### Your objective:
Where a line holds the word "ERZURUM", copy that line.

++++ Listing ++++

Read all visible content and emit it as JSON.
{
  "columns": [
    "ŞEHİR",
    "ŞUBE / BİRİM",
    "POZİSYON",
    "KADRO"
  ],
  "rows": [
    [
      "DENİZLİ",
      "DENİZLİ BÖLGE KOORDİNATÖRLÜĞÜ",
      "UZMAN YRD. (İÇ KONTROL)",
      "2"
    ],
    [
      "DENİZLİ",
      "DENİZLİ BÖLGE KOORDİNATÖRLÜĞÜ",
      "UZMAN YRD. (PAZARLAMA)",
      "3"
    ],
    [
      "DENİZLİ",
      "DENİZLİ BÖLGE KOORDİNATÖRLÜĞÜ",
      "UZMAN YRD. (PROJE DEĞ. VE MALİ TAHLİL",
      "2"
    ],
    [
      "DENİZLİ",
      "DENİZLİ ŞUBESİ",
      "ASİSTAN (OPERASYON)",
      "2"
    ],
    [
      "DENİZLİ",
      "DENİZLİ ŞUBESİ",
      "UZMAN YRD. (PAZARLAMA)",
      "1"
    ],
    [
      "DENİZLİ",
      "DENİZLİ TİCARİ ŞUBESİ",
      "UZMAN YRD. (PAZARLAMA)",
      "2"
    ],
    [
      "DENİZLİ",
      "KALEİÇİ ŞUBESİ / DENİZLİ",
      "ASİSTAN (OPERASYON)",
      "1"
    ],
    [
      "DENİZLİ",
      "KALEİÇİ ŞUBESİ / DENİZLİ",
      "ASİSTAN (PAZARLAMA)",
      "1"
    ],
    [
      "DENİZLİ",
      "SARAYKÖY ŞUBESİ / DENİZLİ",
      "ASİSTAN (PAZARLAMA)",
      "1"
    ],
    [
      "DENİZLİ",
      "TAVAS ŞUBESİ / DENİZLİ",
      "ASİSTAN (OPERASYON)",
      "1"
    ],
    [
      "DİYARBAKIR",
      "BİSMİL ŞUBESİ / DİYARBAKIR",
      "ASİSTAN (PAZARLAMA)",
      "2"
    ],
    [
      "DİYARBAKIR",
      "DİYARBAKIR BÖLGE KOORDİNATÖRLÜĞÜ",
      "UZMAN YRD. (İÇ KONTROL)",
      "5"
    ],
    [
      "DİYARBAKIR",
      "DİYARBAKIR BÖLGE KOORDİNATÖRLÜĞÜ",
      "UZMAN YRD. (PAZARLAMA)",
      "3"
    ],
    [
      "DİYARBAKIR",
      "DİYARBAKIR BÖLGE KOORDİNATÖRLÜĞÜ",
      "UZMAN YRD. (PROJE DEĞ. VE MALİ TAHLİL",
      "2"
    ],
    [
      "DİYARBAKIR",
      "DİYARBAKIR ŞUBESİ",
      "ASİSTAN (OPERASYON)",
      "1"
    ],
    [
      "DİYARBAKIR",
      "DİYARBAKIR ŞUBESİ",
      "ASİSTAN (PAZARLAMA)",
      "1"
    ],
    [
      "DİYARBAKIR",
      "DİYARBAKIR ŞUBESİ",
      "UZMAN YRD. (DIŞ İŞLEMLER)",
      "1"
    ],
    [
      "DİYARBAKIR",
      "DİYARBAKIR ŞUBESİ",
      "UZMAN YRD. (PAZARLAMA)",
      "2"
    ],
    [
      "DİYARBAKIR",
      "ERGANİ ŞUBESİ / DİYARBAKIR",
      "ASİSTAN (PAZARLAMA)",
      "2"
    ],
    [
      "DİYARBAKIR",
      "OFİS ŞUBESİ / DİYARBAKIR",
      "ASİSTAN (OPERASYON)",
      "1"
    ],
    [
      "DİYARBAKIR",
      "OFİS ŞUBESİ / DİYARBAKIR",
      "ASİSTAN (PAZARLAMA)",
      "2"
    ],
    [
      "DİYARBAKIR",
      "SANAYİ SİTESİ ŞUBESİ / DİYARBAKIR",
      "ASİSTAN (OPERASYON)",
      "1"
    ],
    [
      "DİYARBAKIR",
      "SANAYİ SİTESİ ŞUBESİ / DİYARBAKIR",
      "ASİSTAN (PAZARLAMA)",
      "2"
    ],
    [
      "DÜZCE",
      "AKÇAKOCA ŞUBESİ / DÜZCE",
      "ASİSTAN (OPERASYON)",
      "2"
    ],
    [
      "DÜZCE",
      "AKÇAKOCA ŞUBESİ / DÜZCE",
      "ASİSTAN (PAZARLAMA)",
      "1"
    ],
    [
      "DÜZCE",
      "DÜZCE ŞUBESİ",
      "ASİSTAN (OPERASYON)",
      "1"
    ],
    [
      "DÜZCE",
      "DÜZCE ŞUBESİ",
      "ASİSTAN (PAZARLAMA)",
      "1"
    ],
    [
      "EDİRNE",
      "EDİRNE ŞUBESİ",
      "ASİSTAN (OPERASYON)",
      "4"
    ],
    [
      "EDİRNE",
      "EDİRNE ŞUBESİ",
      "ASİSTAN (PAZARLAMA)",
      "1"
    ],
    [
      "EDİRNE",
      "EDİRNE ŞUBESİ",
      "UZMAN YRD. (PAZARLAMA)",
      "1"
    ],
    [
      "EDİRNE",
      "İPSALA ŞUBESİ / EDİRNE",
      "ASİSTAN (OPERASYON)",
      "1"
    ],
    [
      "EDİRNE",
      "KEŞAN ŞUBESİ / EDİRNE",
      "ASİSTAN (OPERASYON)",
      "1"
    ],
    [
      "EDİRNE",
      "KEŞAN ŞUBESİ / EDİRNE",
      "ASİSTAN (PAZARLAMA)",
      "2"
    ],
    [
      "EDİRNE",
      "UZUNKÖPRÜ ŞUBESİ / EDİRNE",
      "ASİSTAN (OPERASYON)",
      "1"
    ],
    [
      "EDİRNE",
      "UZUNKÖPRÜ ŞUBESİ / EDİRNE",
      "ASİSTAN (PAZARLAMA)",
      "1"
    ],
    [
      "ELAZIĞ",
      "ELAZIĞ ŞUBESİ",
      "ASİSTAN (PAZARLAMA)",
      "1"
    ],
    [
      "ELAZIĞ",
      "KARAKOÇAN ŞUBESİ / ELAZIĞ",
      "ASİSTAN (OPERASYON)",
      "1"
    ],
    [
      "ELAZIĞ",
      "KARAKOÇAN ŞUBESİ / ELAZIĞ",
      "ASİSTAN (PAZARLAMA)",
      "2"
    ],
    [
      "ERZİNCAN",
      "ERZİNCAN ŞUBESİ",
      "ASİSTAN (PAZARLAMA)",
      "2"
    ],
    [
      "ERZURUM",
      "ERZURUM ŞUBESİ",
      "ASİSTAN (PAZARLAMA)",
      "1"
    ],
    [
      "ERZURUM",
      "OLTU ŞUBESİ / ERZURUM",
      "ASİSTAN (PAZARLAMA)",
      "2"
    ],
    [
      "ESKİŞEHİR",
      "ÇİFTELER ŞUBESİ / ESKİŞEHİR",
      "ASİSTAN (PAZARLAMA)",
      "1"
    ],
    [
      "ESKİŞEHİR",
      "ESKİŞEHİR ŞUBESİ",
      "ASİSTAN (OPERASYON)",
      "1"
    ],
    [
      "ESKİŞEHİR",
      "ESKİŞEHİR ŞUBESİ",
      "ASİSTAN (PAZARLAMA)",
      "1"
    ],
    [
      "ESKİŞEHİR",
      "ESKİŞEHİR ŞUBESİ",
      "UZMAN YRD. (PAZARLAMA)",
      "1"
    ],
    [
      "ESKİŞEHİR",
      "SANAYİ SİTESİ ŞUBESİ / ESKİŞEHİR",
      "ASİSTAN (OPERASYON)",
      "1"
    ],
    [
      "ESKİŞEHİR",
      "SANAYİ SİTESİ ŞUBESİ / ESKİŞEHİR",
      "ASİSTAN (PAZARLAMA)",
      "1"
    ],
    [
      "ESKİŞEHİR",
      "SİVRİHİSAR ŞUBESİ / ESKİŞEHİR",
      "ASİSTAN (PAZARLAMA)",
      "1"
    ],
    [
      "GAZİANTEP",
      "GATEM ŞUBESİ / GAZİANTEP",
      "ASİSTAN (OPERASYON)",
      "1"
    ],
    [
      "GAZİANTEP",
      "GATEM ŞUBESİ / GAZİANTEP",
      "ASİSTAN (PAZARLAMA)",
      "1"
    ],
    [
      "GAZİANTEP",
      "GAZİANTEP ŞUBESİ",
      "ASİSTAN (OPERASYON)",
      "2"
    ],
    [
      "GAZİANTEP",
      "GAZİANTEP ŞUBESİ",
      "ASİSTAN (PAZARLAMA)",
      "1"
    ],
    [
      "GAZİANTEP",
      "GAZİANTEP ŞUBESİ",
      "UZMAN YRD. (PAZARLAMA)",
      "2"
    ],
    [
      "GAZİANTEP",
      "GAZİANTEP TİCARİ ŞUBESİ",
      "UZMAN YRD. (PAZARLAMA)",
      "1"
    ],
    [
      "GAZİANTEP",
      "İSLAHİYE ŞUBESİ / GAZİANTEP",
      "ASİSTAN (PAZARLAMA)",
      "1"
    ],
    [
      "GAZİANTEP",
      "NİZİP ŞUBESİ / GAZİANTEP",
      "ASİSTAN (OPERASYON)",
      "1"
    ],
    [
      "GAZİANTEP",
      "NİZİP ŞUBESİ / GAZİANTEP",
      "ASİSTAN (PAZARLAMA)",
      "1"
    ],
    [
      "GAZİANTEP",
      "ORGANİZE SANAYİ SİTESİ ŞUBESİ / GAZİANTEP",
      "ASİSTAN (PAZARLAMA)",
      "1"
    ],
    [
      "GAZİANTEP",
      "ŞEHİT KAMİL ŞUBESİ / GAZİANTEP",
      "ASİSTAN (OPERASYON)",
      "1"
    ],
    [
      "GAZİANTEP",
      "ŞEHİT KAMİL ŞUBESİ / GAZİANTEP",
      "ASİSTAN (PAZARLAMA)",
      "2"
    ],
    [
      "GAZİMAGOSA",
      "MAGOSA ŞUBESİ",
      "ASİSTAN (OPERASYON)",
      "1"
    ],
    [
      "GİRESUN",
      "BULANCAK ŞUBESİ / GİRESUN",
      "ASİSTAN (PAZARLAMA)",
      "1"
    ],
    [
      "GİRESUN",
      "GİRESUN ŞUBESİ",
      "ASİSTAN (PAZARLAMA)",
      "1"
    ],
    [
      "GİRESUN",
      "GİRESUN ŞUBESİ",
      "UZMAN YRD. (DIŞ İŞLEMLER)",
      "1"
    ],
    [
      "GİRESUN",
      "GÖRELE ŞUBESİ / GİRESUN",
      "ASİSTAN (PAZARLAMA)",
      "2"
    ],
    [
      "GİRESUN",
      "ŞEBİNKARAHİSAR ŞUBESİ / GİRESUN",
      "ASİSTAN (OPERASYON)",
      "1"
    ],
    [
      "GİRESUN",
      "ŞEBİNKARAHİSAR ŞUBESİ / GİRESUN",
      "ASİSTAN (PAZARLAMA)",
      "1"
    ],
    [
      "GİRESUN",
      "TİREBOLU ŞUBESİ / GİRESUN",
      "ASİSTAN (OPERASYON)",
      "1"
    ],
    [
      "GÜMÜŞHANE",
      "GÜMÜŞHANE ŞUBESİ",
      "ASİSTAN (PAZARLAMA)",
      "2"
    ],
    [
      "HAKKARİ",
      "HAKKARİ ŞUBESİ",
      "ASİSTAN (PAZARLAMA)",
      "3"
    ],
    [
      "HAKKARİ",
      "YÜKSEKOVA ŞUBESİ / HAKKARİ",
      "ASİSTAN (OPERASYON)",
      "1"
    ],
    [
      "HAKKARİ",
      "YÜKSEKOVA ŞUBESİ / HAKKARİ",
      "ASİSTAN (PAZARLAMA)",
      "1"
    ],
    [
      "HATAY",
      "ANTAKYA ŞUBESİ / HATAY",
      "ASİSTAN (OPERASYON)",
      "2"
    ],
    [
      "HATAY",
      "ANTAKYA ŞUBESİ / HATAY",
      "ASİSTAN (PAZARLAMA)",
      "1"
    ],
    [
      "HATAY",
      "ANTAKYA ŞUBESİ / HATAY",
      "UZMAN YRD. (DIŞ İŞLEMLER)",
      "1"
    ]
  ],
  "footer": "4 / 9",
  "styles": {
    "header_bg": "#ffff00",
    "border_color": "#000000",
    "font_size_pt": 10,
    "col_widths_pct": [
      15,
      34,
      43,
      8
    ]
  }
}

++++

### The answer:
      "ERZURUM",
      "ERZURUM ŞUBESİ",
      "ERZURUM",
      "OLTU ŞUBESİ / ERZURUM",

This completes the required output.